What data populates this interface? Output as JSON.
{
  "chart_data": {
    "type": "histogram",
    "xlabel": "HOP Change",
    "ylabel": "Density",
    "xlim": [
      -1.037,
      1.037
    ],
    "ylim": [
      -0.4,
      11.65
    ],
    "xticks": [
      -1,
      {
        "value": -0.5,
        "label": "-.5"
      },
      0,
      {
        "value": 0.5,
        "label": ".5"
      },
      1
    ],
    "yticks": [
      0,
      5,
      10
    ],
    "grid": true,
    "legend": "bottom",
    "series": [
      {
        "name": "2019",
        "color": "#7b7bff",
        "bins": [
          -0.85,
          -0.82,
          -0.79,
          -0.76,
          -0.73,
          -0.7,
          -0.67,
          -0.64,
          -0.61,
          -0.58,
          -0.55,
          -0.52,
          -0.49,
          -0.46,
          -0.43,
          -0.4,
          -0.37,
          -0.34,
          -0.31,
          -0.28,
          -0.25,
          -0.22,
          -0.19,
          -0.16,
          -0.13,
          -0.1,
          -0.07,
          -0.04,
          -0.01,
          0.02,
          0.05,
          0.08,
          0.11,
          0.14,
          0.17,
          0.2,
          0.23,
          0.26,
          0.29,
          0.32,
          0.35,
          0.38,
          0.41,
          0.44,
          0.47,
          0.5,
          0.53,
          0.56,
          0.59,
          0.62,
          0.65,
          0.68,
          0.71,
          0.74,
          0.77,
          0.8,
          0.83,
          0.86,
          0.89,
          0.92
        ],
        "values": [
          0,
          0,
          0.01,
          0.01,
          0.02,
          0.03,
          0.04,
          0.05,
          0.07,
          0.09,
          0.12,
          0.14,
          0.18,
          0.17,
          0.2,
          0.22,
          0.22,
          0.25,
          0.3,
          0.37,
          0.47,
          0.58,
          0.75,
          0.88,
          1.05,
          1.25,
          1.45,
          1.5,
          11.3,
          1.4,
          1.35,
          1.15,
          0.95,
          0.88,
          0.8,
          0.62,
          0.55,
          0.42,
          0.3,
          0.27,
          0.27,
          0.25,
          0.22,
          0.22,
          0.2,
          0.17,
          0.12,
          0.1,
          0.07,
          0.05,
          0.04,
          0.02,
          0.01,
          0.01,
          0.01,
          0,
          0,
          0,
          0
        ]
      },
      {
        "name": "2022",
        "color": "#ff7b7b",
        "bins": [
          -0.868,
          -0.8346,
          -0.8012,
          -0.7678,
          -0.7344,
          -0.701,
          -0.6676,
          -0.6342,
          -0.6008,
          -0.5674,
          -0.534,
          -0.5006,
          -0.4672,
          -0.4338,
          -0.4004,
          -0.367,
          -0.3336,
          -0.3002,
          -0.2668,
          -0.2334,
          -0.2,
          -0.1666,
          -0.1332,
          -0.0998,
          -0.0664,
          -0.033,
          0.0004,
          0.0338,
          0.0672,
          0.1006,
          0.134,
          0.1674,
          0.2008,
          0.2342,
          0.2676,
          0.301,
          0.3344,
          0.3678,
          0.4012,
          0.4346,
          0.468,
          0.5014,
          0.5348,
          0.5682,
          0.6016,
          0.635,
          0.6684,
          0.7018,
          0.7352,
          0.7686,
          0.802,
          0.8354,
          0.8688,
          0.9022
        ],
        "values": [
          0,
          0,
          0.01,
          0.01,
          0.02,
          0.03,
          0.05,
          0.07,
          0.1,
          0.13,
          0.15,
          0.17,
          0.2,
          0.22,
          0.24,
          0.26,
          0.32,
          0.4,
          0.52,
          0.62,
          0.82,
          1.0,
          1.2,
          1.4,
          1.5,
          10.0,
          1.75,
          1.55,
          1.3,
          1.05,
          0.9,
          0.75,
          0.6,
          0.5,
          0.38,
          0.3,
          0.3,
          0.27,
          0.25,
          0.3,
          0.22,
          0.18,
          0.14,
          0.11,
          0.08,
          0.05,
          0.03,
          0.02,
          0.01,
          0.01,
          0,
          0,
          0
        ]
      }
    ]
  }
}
○ ○ ○ ○
Write out the records above again, keeping each one identical to the original.

#### Exercise answer
What data populates this interface? Output as JSON.
{
  "chart_data": {
    "type": "histogram",
    "xlabel": "HOP Change",
    "ylabel": "Density",
    "xlim": [
      -1.037,
      1.037
    ],
    "ylim": [
      -0.4,
      11.65
    ],
    "xticks": [
      -1,
      {
        "value": -0.5,
        "label": "-.5"
      },
      0,
      {
        "value": 0.5,
        "label": ".5"
      },
      1
    ],
    "yticks": [
      0,
      5,
      10
    ],
    "grid": true,
    "legend": "bottom",
    "series": [
      {
        "name": "2019",
        "color": "#7b7bff",
        "bins": [
          -0.85,
          -0.82,
          -0.79,
          -0.76,
          -0.73,
          -0.7,
          -0.67,
          -0.64,
          -0.61,
          -0.58,
          -0.55,
          -0.52,
          -0.49,
          -0.46,
          -0.43,
          -0.4,
          -0.37,
          -0.34,
          -0.31,
          -0.28,
          -0.25,
          -0.22,
          -0.19,
          -0.16,
          -0.13,
          -0.1,
          -0.07,
          -0.04,
          -0.01,
          0.02,
          0.05,
          0.08,
          0.11,
          0.14,
          0.17,
          0.2,
          0.23,
          0.26,
          0.29,
          0.32,
          0.35,
          0.38,
          0.41,
          0.44,
          0.47,
          0.5,
          0.53,
          0.56,
          0.59,
          0.62,
          0.65,
          0.68,
          0.71,
          0.74,
          0.77,
          0.8,
          0.83,
          0.86,
          0.89,
          0.92
        ],
        "values": [
          0,
          0,
          0.01,
          0.01,
          0.02,
          0.03,
          0.04,
          0.05,
          0.07,
          0.09,
          0.12,
          0.14,
          0.18,
          0.17,
          0.2,
          0.22,
          0.22,
          0.25,
          0.3,
          0.37,
          0.47,
          0.58,
          0.75,
          0.88,
          1.05,
          1.25,
          1.45,
          1.5,
          11.3,
          1.4,
          1.35,
          1.15,
          0.95,
          0.88,
          0.8,
          0.62,
          0.55,
          0.42,
          0.3,
          0.27,
          0.27,
          0.25,
          0.22,
          0.22,
          0.2,
          0.17,
          0.12,
          0.1,
          0.07,
          0.05,
          0.04,
          0.02,
          0.01,
          0.01,
          0.01,
          0,
          0,
          0,
          0
        ]
      },
      {
        "name": "2022",
        "color": "#ff7b7b",
        "bins": [
          -0.868,
          -0.8346,
          -0.8012,
          -0.7678,
          -0.7344,
          -0.701,
          -0.6676,
          -0.6342,
          -0.6008,
          -0.5674,
          -0.534,
          -0.5006,
          -0.4672,
          -0.4338,
          -0.4004,
          -0.367,
          -0.3336,
          -0.3002,
          -0.2668,
          -0.2334,
          -0.2,
          -0.1666,
          -0.1332,
          -0.0998,
          -0.0664,
          -0.033,
          0.0004,
          0.0338,
          0.0672,
          0.1006,
          0.134,
          0.1674,
          0.2008,
          0.2342,
          0.2676,
          0.301,
          0.3344,
          0.3678,
          0.4012,
          0.4346,
          0.468,
          0.5014,
          0.5348,
          0.5682,
          0.6016,
          0.635,
          0.6684,
          0.7018,
          0.7352,
          0.7686,
          0.802,
          0.8354,
          0.8688,
          0.9022
        ],
        "values": [
          0,
          0,
          0.01,
          0.01,
          0.02,
          0.03,
          0.05,
          0.07,
          0.1,
          0.13,
          0.15,
          0.17,
          0.2,
          0.22,
          0.24,
          0.26,
          0.32,
          0.4,
          0.52,
          0.62,
          0.82,
          1.0,
          1.2,
          1.4,
          1.5,
          10.0,
          1.75,
          1.55,
          1.3,
          1.05,
          0.9,
          0.75,
          0.6,
          0.5,
          0.38,
          0.3,
          0.3,
          0.27,
          0.25,
          0.3,
          0.22,
          0.18,
          0.14,
          0.11,
          0.08,
          0.05,
          0.03,
          0.02,
          0.01,
          0.01,
          0,
          0,
          0
        ]
      }
    ]
  }
}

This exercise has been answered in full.